## Start
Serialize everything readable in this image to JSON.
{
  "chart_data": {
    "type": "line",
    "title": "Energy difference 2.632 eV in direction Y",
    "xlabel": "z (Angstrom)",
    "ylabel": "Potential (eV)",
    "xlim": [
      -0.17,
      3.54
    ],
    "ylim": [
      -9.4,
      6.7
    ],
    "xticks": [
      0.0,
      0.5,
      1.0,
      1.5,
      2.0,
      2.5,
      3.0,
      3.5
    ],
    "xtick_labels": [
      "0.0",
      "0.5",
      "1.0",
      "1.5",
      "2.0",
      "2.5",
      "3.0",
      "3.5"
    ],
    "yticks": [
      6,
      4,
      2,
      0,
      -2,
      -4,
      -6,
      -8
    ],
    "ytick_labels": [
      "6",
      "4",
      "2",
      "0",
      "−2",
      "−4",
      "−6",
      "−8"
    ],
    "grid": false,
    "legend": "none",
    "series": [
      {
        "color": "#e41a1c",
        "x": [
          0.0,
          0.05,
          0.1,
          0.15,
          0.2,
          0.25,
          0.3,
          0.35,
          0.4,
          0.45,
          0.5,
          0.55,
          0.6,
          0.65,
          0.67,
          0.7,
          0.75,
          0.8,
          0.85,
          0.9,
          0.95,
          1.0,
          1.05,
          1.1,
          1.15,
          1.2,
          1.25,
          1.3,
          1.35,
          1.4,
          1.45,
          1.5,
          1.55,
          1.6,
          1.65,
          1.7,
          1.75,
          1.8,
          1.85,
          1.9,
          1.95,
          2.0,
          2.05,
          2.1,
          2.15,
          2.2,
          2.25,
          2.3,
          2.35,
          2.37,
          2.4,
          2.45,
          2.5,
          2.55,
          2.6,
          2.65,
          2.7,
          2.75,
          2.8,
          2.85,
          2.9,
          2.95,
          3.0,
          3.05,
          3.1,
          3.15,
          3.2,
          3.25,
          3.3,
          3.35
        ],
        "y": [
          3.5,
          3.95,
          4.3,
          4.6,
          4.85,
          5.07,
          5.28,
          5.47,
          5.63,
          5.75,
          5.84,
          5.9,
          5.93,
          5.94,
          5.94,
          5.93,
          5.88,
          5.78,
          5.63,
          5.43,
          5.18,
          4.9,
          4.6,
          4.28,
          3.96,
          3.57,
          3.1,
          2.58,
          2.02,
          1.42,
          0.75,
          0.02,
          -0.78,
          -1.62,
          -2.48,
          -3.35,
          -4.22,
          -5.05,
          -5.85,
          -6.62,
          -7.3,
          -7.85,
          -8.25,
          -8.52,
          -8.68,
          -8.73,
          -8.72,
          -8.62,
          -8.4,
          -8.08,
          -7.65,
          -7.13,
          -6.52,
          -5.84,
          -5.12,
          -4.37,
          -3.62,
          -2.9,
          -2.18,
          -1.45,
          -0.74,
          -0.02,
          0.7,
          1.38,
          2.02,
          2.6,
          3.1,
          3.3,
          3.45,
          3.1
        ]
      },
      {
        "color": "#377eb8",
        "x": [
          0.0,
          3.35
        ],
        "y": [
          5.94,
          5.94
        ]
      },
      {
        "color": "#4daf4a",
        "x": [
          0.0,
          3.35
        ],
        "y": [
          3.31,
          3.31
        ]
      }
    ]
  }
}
## End
Task brief
Retype the entries one by one, exactly.

Solution for this exercise
Serialize everything readable in this image to JSON.
{
  "chart_data": {
    "type": "line",
    "title": "Energy difference 2.632 eV in direction Y",
    "xlabel": "z (Angstrom)",
    "ylabel": "Potential (eV)",
    "xlim": [
      -0.17,
      3.54
    ],
    "ylim": [
      -9.4,
      6.7
    ],
    "xticks": [
      0.0,
      0.5,
      1.0,
      1.5,
      2.0,
      2.5,
      3.0,
      3.5
    ],
    "xtick_labels": [
      "0.0",
      "0.5",
      "1.0",
      "1.5",
      "2.0",
      "2.5",
      "3.0",
      "3.5"
    ],
    "yticks": [
      6,
      4,
      2,
      0,
      -2,
      -4,
      -6,
      -8
    ],
    "ytick_labels": [
      "6",
      "4",
      "2",
      "0",
      "−2",
      "−4",
      "−6",
      "−8"
    ],
    "grid": false,
    "legend": "none",
    "series": [
      {
        "color": "#e41a1c",
        "x": [
          0.0,
          0.05,
          0.1,
          0.15,
          0.2,
          0.25,
          0.3,
          0.35,
          0.4,
          0.45,
          0.5,
          0.55,
          0.6,
          0.65,
          0.67,
          0.7,
          0.75,
          0.8,
          0.85,
          0.9,
          0.95,
          1.0,
          1.05,
          1.1,
          1.15,
          1.2,
          1.25,
          1.3,
          1.35,
          1.4,
          1.45,
          1.5,
          1.55,
          1.6,
          1.65,
          1.7,
          1.75,
          1.8,
          1.85,
          1.9,
          1.95,
          2.0,
          2.05,
          2.1,
          2.15,
          2.2,
          2.25,
          2.3,
          2.35,
          2.37,
          2.4,
          2.45,
          2.5,
          2.55,
          2.6,
          2.65,
          2.7,
          2.75,
          2.8,
          2.85,
          2.9,
          2.95,
          3.0,
          3.05,
          3.1,
          3.15,
          3.2,
          3.25,
          3.3,
          3.35
        ],
        "y": [
          3.5,
          3.95,
          4.3,
          4.6,
          4.85,
          5.07,
          5.28,
          5.47,
          5.63,
          5.75,
          5.84,
          5.9,
          5.93,
          5.94,
          5.94,
          5.93,
          5.88,
          5.78,
          5.63,
          5.43,
          5.18,
          4.9,
          4.6,
          4.28,
          3.96,
          3.57,
          3.1,
          2.58,
          2.02,
          1.42,
          0.75,
          0.02,
          -0.78,
          -1.62,
          -2.48,
          -3.35,
          -4.22,
          -5.05,
          -5.85,
          -6.62,
          -7.3,
          -7.85,
          -8.25,
          -8.52,
          -8.68,
          -8.73,
          -8.72,
          -8.62,
          -8.4,
          -8.08,
          -7.65,
          -7.13,
          -6.52,
          -5.84,
          -5.12,
          -4.37,
          -3.62,
          -2.9,
          -2.18,
          -1.45,
          -0.74,
          -0.02,
          0.7,
          1.38,
          2.02,
          2.6,
          3.1,
          3.3,
          3.45,
          3.1
        ]
      },
      {
        "color": "#377eb8",
        "x": [
          0.0,
          3.35
        ],
        "y": [
          5.94,
          5.94
        ]
      },
      {
        "color": "#4daf4a",
        "x": [
          0.0,
          3.35
        ],
        "y": [
          3.31,
          3.31
        ]
      }
    ]
  }
}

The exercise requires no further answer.